Description of the task
Repeat the full listing, word for word.

Stored items
::::::::::

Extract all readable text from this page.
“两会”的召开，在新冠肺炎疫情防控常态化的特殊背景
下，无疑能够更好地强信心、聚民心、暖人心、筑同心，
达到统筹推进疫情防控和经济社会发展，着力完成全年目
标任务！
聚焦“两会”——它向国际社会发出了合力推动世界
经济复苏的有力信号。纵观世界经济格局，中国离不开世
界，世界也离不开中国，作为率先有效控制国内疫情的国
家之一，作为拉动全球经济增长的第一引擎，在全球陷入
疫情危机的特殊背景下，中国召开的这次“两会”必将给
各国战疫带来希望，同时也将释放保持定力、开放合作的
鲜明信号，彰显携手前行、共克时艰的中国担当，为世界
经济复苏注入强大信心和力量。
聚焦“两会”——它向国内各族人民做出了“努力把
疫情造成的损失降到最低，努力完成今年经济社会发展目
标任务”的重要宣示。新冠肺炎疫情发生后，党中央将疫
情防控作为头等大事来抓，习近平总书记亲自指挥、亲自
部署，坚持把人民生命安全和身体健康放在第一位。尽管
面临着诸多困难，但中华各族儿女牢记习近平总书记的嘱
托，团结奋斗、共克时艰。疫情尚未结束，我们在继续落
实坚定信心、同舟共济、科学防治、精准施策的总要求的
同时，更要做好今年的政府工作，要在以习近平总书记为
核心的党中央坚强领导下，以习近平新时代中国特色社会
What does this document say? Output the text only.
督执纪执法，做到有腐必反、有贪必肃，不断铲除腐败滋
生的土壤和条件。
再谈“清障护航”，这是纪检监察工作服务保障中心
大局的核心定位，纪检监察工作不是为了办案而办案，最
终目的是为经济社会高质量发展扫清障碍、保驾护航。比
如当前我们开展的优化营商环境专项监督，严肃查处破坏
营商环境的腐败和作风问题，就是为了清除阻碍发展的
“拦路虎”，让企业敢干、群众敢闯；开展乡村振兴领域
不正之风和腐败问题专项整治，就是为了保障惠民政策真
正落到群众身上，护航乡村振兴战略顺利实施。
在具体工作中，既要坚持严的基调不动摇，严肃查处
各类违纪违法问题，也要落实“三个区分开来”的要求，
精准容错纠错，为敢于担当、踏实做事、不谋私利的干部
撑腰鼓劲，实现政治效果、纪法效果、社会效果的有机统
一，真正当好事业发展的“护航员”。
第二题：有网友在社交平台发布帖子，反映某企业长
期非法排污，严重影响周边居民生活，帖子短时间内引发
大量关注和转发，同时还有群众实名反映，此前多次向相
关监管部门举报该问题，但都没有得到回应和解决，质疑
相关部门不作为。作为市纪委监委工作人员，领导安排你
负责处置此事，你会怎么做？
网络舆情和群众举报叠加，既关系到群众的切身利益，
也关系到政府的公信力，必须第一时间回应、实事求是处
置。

::::::::::

Exercise solution
Extract all readable text from this page.
“两会”的召开，在新冠肺炎疫情防控常态化的特殊背景
下，无疑能够更好地强信心、聚民心、暖人心、筑同心，
达到统筹推进疫情防控和经济社会发展，着力完成全年目
标任务！
聚焦“两会”——它向国际社会发出了合力推动世界
经济复苏的有力信号。纵观世界经济格局，中国离不开世
界，世界也离不开中国，作为率先有效控制国内疫情的国
家之一，作为拉动全球经济增长的第一引擎，在全球陷入
疫情危机的特殊背景下，中国召开的这次“两会”必将给
各国战疫带来希望，同时也将释放保持定力、开放合作的
鲜明信号，彰显携手前行、共克时艰的中国担当，为世界
经济复苏注入强大信心和力量。
聚焦“两会”——它向国内各族人民做出了“努力把
疫情造成的损失降到最低，努力完成今年经济社会发展目
标任务”的重要宣示。新冠肺炎疫情发生后，党中央将疫
情防控作为头等大事来抓，习近平总书记亲自指挥、亲自
部署，坚持把人民生命安全和身体健康放在第一位。尽管
面临着诸多困难，但中华各族儿女牢记习近平总书记的嘱
托，团结奋斗、共克时艰。疫情尚未结束，我们在继续落
实坚定信心、同舟共济、科学防治、精准施策的总要求的
同时，更要做好今年的政府工作，要在以习近平总书记为
核心的党中央坚强领导下，以习近平新时代中国特色社会
What does this document say? Output the text only.
督执纪执法，做到有腐必反、有贪必肃，不断铲除腐败滋
生的土壤和条件。
再谈“清障护航”，这是纪检监察工作服务保障中心
大局的核心定位，纪检监察工作不是为了办案而办案，最
终目的是为经济社会高质量发展扫清障碍、保驾护航。比
如当前我们开展的优化营商环境专项监督，严肃查处破坏
营商环境的腐败和作风问题，就是为了清除阻碍发展的
“拦路虎”，让企业敢干、群众敢闯；开展乡村振兴领域
不正之风和腐败问题专项整治，就是为了保障惠民政策真
正落到群众身上，护航乡村振兴战略顺利实施。
在具体工作中，既要坚持严的基调不动摇，严肃查处
各类违纪违法问题，也要落实“三个区分开来”的要求，
精准容错纠错，为敢于担当、踏实做事、不谋私利的干部
撑腰鼓劲，实现政治效果、纪法效果、社会效果的有机统
一，真正当好事业发展的“护航员”。
第二题：有网友在社交平台发布帖子，反映某企业长
期非法排污，严重影响周边居民生活，帖子短时间内引发
大量关注和转发，同时还有群众实名反映，此前多次向相
关监管部门举报该问题，但都没有得到回应和解决，质疑
相关部门不作为。作为市纪委监委工作人员，领导安排你
负责处置此事，你会怎么做？
网络舆情和群众举报叠加，既关系到群众的切身利益，
也关系到政府的公信力，必须第一时间回应、实事求是处
置。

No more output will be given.